- [WRITTEN EXERCISE] Identify and pull out each line of the entries in which "Normalized" occurs.

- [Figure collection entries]

+++++

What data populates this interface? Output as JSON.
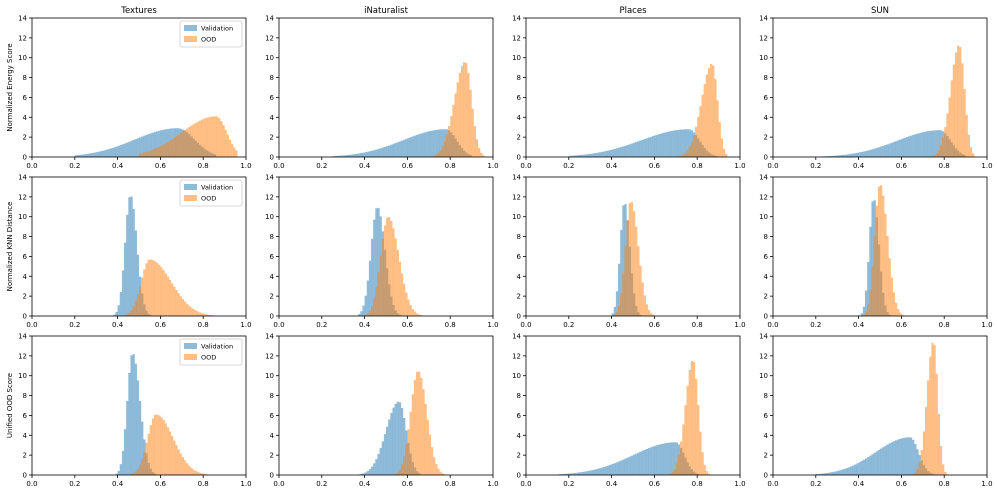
{
  "figure": {
    "colors": {
      "validation": "#1f77b4",
      "ood": "#ff7f0e",
      "alpha": 0.5
    }
  },
  "chart_data": [
    {
      "type": "histogram",
      "title": "Textures",
      "ylabel": "Normalized Energy Score",
      "xlim": [
        0,
        1
      ],
      "ylim": [
        0,
        14
      ],
      "xticks": [
        "0.0",
        "0.2",
        "0.4",
        "0.6",
        "0.8",
        "1.0"
      ],
      "yticks": [
        "0",
        "2",
        "4",
        "6",
        "8",
        "10",
        "12",
        "14"
      ],
      "legend": {
        "placement": "top-right",
        "entries": [
          "Validation",
          "OOD"
        ]
      },
      "series": [
        {
          "name": "Validation",
          "shape": "skew",
          "mode": 0.68,
          "left": 0.2,
          "right": 0.86,
          "peak": 2.9,
          "wl": 0.2,
          "wr": 0.08
        },
        {
          "name": "OOD",
          "shape": "skew",
          "mode": 0.86,
          "left": 0.5,
          "right": 0.96,
          "peak": 4.1,
          "wl": 0.16,
          "wr": 0.05
        }
      ]
    },
    {
      "type": "histogram",
      "title": "iNaturalist",
      "ylabel": "",
      "xlim": [
        0,
        1
      ],
      "ylim": [
        0,
        14
      ],
      "xticks": [
        "0.0",
        "0.2",
        "0.4",
        "0.6",
        "0.8",
        "1.0"
      ],
      "yticks": [
        "0",
        "2",
        "4",
        "6",
        "8",
        "10",
        "12",
        "14"
      ],
      "series": [
        {
          "name": "Validation",
          "shape": "skew",
          "mode": 0.78,
          "left": 0.25,
          "right": 0.9,
          "peak": 2.8,
          "wl": 0.2,
          "wr": 0.05
        },
        {
          "name": "OOD",
          "shape": "skew",
          "mode": 0.87,
          "left": 0.62,
          "right": 0.96,
          "peak": 9.6,
          "wl": 0.05,
          "wr": 0.03
        }
      ]
    },
    {
      "type": "histogram",
      "title": "Places",
      "ylabel": "",
      "xlim": [
        0,
        1
      ],
      "ylim": [
        0,
        14
      ],
      "xticks": [
        "0.0",
        "0.2",
        "0.4",
        "0.6",
        "0.8",
        "1.0"
      ],
      "yticks": [
        "0",
        "2",
        "4",
        "6",
        "8",
        "10",
        "12",
        "14"
      ],
      "series": [
        {
          "name": "Validation",
          "shape": "skew",
          "mode": 0.76,
          "left": 0.2,
          "right": 0.9,
          "peak": 2.8,
          "wl": 0.22,
          "wr": 0.05
        },
        {
          "name": "OOD",
          "shape": "skew",
          "mode": 0.87,
          "left": 0.68,
          "right": 0.94,
          "peak": 9.4,
          "wl": 0.05,
          "wr": 0.025
        }
      ]
    },
    {
      "type": "histogram",
      "title": "SUN",
      "ylabel": "",
      "xlim": [
        0,
        1
      ],
      "ylim": [
        0,
        14
      ],
      "xticks": [
        "0.0",
        "0.2",
        "0.4",
        "0.6",
        "0.8",
        "1.0"
      ],
      "yticks": [
        "0",
        "2",
        "4",
        "6",
        "8",
        "10",
        "12",
        "14"
      ],
      "series": [
        {
          "name": "Validation",
          "shape": "skew",
          "mode": 0.78,
          "left": 0.2,
          "right": 0.9,
          "peak": 2.7,
          "wl": 0.2,
          "wr": 0.05
        },
        {
          "name": "OOD",
          "shape": "skew",
          "mode": 0.87,
          "left": 0.7,
          "right": 0.94,
          "peak": 11.3,
          "wl": 0.04,
          "wr": 0.025
        }
      ]
    },
    {
      "type": "histogram",
      "title": "",
      "ylabel": "Normalized KNN Distance",
      "xlim": [
        0,
        1
      ],
      "ylim": [
        0,
        14
      ],
      "xticks": [
        "0.0",
        "0.2",
        "0.4",
        "0.6",
        "0.8",
        "1.0"
      ],
      "yticks": [
        "0",
        "2",
        "4",
        "6",
        "8",
        "10",
        "12",
        "14"
      ],
      "legend": {
        "placement": "top-right",
        "entries": [
          "Validation",
          "OOD"
        ]
      },
      "series": [
        {
          "name": "Validation",
          "shape": "skew",
          "mode": 0.46,
          "left": 0.38,
          "right": 0.6,
          "peak": 12.2,
          "wl": 0.025,
          "wr": 0.03
        },
        {
          "name": "OOD",
          "shape": "skew",
          "mode": 0.55,
          "left": 0.42,
          "right": 0.85,
          "peak": 5.7,
          "wl": 0.04,
          "wr": 0.1
        }
      ]
    },
    {
      "type": "histogram",
      "title": "",
      "ylabel": "",
      "xlim": [
        0,
        1
      ],
      "ylim": [
        0,
        14
      ],
      "xticks": [
        "0.0",
        "0.2",
        "0.4",
        "0.6",
        "0.8",
        "1.0"
      ],
      "yticks": [
        "0",
        "2",
        "4",
        "6",
        "8",
        "10",
        "12",
        "14"
      ],
      "series": [
        {
          "name": "Validation",
          "shape": "skew",
          "mode": 0.46,
          "left": 0.37,
          "right": 0.6,
          "peak": 11.0,
          "wl": 0.03,
          "wr": 0.035
        },
        {
          "name": "OOD",
          "shape": "skew",
          "mode": 0.51,
          "left": 0.4,
          "right": 0.68,
          "peak": 10.0,
          "wl": 0.035,
          "wr": 0.05
        }
      ]
    },
    {
      "type": "histogram",
      "title": "",
      "ylabel": "",
      "xlim": [
        0,
        1
      ],
      "ylim": [
        0,
        14
      ],
      "xticks": [
        "0.0",
        "0.2",
        "0.4",
        "0.6",
        "0.8",
        "1.0"
      ],
      "yticks": [
        "0",
        "2",
        "4",
        "6",
        "8",
        "10",
        "12",
        "14"
      ],
      "series": [
        {
          "name": "Validation",
          "shape": "skew",
          "mode": 0.46,
          "left": 0.38,
          "right": 0.58,
          "peak": 11.5,
          "wl": 0.02,
          "wr": 0.025
        },
        {
          "name": "OOD",
          "shape": "skew",
          "mode": 0.49,
          "left": 0.4,
          "right": 0.65,
          "peak": 11.6,
          "wl": 0.025,
          "wr": 0.035
        }
      ]
    },
    {
      "type": "histogram",
      "title": "",
      "ylabel": "",
      "xlim": [
        0,
        1
      ],
      "ylim": [
        0,
        14
      ],
      "xticks": [
        "0.0",
        "0.2",
        "0.4",
        "0.6",
        "0.8",
        "1.0"
      ],
      "yticks": [
        "0",
        "2",
        "4",
        "6",
        "8",
        "10",
        "12",
        "14"
      ],
      "series": [
        {
          "name": "Validation",
          "shape": "skew",
          "mode": 0.47,
          "left": 0.38,
          "right": 0.58,
          "peak": 11.9,
          "wl": 0.02,
          "wr": 0.025
        },
        {
          "name": "OOD",
          "shape": "skew",
          "mode": 0.5,
          "left": 0.4,
          "right": 0.65,
          "peak": 13.3,
          "wl": 0.025,
          "wr": 0.035
        }
      ]
    },
    {
      "type": "histogram",
      "title": "",
      "ylabel": "Unified OOD Score",
      "xlim": [
        0,
        1
      ],
      "ylim": [
        0,
        14
      ],
      "xticks": [
        "0.0",
        "0.2",
        "0.4",
        "0.6",
        "0.8",
        "1.0"
      ],
      "yticks": [
        "0",
        "2",
        "4",
        "6",
        "8",
        "10",
        "12",
        "14"
      ],
      "legend": {
        "placement": "top-right",
        "entries": [
          "Validation",
          "OOD"
        ]
      },
      "series": [
        {
          "name": "Validation",
          "shape": "skew",
          "mode": 0.47,
          "left": 0.38,
          "right": 0.62,
          "peak": 12.3,
          "wl": 0.025,
          "wr": 0.035
        },
        {
          "name": "OOD",
          "shape": "skew",
          "mode": 0.58,
          "left": 0.42,
          "right": 0.85,
          "peak": 6.1,
          "wl": 0.04,
          "wr": 0.08
        }
      ]
    },
    {
      "type": "histogram",
      "title": "",
      "ylabel": "",
      "xlim": [
        0,
        1
      ],
      "ylim": [
        0,
        14
      ],
      "xticks": [
        "0.0",
        "0.2",
        "0.4",
        "0.6",
        "0.8",
        "1.0"
      ],
      "yticks": [
        "0",
        "2",
        "4",
        "6",
        "8",
        "10",
        "12",
        "14"
      ],
      "series": [
        {
          "name": "Validation",
          "shape": "skew",
          "mode": 0.56,
          "left": 0.35,
          "right": 0.66,
          "peak": 7.4,
          "wl": 0.06,
          "wr": 0.035
        },
        {
          "name": "OOD",
          "shape": "skew",
          "mode": 0.65,
          "left": 0.52,
          "right": 0.78,
          "peak": 10.5,
          "wl": 0.035,
          "wr": 0.04
        }
      ]
    },
    {
      "type": "histogram",
      "title": "",
      "ylabel": "",
      "xlim": [
        0,
        1
      ],
      "ylim": [
        0,
        14
      ],
      "xticks": [
        "0.0",
        "0.2",
        "0.4",
        "0.6",
        "0.8",
        "1.0"
      ],
      "yticks": [
        "0",
        "2",
        "4",
        "6",
        "8",
        "10",
        "12",
        "14"
      ],
      "series": [
        {
          "name": "Validation",
          "shape": "skew",
          "mode": 0.7,
          "left": 0.15,
          "right": 0.82,
          "peak": 3.3,
          "wl": 0.2,
          "wr": 0.04
        },
        {
          "name": "OOD",
          "shape": "skew",
          "mode": 0.78,
          "left": 0.64,
          "right": 0.86,
          "peak": 11.6,
          "wl": 0.035,
          "wr": 0.025
        }
      ]
    },
    {
      "type": "histogram",
      "title": "",
      "ylabel": "",
      "xlim": [
        0,
        1
      ],
      "ylim": [
        0,
        14
      ],
      "xticks": [
        "0.0",
        "0.2",
        "0.4",
        "0.6",
        "0.8",
        "1.0"
      ],
      "yticks": [
        "0",
        "2",
        "4",
        "6",
        "8",
        "10",
        "12",
        "14"
      ],
      "series": [
        {
          "name": "Validation",
          "shape": "skew",
          "mode": 0.64,
          "left": 0.2,
          "right": 0.78,
          "peak": 3.8,
          "wl": 0.16,
          "wr": 0.04
        },
        {
          "name": "OOD",
          "shape": "skew",
          "mode": 0.75,
          "left": 0.63,
          "right": 0.84,
          "peak": 13.5,
          "wl": 0.03,
          "wr": 0.02
        }
      ]
    }
  ]
}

+++++

- [TASK OUTPUT]
      "ylabel": "Normalized Energy Score",
      "ylabel": "Normalized KNN Distance",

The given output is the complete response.